EXERCISE DESCRIPTION
From the listing below, extract every line in which the word "Beam" appears.

DATA FOR THIS TASK
****************************************
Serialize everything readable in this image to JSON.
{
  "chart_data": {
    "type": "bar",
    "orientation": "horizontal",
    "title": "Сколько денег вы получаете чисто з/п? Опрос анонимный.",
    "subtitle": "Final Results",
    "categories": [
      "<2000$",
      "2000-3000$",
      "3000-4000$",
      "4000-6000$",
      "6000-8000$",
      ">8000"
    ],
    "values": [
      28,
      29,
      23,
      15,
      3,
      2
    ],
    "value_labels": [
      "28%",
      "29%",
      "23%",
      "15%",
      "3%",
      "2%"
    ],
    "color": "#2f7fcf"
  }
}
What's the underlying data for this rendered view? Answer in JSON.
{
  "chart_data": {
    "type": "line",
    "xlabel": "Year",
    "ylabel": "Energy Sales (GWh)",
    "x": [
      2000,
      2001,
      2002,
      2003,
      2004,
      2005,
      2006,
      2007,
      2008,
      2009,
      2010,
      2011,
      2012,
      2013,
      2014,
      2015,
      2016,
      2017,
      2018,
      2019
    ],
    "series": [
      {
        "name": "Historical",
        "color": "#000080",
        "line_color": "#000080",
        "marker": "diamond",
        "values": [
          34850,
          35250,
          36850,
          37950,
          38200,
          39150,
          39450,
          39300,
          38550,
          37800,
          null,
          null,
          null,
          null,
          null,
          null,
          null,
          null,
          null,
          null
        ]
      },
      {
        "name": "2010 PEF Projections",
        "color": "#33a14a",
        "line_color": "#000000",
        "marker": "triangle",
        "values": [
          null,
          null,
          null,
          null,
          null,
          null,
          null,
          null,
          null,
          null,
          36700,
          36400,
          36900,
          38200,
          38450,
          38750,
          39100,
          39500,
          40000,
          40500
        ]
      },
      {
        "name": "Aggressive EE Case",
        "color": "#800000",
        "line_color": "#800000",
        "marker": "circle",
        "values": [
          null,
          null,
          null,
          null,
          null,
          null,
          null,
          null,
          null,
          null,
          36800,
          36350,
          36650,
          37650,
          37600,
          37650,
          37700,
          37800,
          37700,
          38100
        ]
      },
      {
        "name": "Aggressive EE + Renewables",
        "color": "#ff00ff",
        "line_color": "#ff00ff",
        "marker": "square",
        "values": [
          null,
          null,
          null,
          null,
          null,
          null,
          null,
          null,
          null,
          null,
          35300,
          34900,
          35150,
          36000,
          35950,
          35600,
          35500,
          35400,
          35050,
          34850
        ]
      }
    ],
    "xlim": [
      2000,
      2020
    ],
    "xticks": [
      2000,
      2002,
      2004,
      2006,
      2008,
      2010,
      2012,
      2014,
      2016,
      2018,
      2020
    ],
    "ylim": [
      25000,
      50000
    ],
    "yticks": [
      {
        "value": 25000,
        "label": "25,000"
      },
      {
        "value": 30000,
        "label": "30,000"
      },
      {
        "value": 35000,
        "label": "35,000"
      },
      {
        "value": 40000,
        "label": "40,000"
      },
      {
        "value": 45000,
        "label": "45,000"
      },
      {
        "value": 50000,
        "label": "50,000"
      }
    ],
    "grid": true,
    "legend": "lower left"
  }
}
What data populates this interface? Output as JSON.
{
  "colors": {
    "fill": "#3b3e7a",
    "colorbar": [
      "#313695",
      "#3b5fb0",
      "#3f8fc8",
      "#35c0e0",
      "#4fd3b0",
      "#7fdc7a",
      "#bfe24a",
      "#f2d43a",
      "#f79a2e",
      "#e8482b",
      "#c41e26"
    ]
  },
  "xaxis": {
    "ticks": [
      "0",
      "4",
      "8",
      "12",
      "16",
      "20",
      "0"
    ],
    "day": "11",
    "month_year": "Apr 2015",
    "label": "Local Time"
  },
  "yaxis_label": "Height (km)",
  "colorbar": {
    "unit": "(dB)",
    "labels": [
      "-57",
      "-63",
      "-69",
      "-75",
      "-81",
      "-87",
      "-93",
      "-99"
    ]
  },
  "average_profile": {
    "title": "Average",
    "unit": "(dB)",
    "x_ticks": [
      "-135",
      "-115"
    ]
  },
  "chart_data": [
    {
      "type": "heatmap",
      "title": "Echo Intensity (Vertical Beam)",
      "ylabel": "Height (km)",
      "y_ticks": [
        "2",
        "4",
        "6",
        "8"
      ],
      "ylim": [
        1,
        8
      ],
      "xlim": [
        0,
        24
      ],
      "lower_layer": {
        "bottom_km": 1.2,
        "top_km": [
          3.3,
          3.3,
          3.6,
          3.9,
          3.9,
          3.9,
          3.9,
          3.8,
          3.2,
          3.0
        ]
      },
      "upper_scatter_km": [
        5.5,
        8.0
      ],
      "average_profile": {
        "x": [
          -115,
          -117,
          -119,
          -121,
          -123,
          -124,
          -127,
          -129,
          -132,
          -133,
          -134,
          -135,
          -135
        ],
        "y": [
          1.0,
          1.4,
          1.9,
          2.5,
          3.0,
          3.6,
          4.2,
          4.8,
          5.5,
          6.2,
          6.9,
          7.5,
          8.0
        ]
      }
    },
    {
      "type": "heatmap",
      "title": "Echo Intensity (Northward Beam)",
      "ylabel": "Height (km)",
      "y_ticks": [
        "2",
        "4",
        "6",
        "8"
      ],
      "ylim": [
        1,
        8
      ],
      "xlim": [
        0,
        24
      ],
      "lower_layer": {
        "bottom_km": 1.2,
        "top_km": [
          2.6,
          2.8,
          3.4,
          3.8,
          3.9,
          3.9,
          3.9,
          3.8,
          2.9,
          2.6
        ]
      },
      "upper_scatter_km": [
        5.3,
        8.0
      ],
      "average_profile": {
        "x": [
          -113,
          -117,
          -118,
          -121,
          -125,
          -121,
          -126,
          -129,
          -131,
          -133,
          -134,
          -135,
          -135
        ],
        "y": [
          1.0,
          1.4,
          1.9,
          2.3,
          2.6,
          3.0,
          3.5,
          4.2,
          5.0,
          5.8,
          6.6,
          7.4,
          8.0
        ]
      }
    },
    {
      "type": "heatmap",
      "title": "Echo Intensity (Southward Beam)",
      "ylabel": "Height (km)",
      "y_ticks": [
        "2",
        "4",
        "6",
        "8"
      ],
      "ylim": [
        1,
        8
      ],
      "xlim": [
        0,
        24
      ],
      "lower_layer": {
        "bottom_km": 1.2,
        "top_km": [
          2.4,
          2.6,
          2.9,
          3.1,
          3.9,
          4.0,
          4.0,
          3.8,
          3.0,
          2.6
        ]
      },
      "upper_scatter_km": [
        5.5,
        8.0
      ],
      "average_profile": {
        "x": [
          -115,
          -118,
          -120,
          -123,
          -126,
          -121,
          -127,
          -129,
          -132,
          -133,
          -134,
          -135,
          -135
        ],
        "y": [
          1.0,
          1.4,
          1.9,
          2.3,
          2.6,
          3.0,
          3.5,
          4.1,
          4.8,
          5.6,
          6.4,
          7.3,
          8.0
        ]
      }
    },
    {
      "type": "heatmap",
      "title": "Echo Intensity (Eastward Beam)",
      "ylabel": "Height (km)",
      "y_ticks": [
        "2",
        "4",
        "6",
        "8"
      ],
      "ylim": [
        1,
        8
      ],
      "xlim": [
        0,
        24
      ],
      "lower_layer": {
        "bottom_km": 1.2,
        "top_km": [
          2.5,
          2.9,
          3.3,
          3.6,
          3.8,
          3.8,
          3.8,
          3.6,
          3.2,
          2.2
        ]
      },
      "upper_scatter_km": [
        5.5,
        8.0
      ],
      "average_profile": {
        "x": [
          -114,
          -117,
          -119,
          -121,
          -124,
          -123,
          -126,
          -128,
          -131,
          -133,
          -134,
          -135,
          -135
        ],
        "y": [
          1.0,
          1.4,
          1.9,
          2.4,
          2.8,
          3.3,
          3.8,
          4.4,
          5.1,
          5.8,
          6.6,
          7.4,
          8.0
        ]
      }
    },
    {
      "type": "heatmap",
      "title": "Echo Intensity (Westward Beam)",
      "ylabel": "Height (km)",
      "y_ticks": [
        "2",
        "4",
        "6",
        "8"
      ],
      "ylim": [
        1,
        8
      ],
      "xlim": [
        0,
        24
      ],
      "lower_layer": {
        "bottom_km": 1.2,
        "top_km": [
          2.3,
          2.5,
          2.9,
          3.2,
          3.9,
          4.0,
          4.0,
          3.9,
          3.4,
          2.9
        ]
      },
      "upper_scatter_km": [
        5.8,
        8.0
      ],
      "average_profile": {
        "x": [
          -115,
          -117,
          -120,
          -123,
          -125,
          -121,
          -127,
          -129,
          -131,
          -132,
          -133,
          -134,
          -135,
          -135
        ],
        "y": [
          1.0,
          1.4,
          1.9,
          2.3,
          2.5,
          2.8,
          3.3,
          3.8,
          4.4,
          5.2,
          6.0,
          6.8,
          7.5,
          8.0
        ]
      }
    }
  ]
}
****************************************
ANSWER FOR THIS EXERCISE
      "title": "Echo Intensity (Vertical Beam)",
      "title": "Echo Intensity (Northward Beam)",
      "title": "Echo Intensity (Southward Beam)",
      "title": "Echo Intensity (Eastward Beam)",
      "title": "Echo Intensity (Westward Beam)",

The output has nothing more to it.